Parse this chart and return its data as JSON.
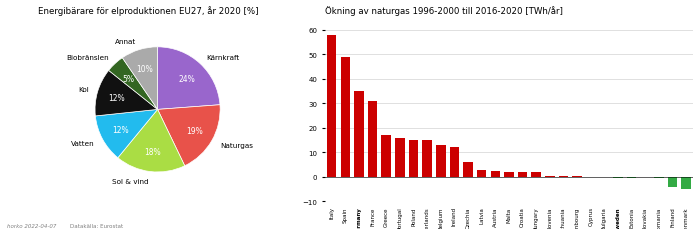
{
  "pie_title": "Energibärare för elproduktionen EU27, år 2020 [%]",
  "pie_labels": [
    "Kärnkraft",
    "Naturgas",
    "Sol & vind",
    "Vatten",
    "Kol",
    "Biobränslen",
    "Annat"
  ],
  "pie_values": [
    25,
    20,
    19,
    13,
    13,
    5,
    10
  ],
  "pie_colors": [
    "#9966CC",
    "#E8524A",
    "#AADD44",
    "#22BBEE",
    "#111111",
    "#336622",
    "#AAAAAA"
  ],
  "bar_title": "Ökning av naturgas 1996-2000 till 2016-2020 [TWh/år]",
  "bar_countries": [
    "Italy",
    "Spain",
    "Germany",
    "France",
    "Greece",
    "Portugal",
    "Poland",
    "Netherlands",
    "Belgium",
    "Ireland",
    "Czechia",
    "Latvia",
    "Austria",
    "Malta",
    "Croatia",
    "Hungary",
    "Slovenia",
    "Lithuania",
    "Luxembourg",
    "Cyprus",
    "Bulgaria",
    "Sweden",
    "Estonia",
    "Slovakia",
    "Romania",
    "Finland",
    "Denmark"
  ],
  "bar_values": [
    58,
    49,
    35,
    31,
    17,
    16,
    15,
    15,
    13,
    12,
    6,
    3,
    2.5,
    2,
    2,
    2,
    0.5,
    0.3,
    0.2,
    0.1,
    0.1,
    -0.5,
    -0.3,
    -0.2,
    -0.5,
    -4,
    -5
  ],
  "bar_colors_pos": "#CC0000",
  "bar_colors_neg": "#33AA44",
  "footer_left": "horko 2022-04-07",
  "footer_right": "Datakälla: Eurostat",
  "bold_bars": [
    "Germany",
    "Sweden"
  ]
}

### SET PROBLEM
Leave out the pictures, and give all the records again exactly.

### EXPECTED OUTPUT
Parse this chart and return its data as JSON.
{
  "pie_title": "Energibärare för elproduktionen EU27, år 2020 [%]",
  "pie_labels": [
    "Kärnkraft",
    "Naturgas",
    "Sol & vind",
    "Vatten",
    "Kol",
    "Biobränslen",
    "Annat"
  ],
  "pie_values": [
    25,
    20,
    19,
    13,
    13,
    5,
    10
  ],
  "pie_colors": [
    "#9966CC",
    "#E8524A",
    "#AADD44",
    "#22BBEE",
    "#111111",
    "#336622",
    "#AAAAAA"
  ],
  "bar_title": "Ökning av naturgas 1996-2000 till 2016-2020 [TWh/år]",
  "bar_countries": [
    "Italy",
    "Spain",
    "Germany",
    "France",
    "Greece",
    "Portugal",
    "Poland",
    "Netherlands",
    "Belgium",
    "Ireland",
    "Czechia",
    "Latvia",
    "Austria",
    "Malta",
    "Croatia",
    "Hungary",
    "Slovenia",
    "Lithuania",
    "Luxembourg",
    "Cyprus",
    "Bulgaria",
    "Sweden",
    "Estonia",
    "Slovakia",
    "Romania",
    "Finland",
    "Denmark"
  ],
  "bar_values": [
    58,
    49,
    35,
    31,
    17,
    16,
    15,
    15,
    13,
    12,
    6,
    3,
    2.5,
    2,
    2,
    2,
    0.5,
    0.3,
    0.2,
    0.1,
    0.1,
    -0.5,
    -0.3,
    -0.2,
    -0.5,
    -4,
    -5
  ],
  "bar_colors_pos": "#CC0000",
  "bar_colors_neg": "#33AA44",
  "footer_left": "horko 2022-04-07",
  "footer_right": "Datakälla: Eurostat",
  "bold_bars": [
    "Germany",
    "Sweden"
  ]
}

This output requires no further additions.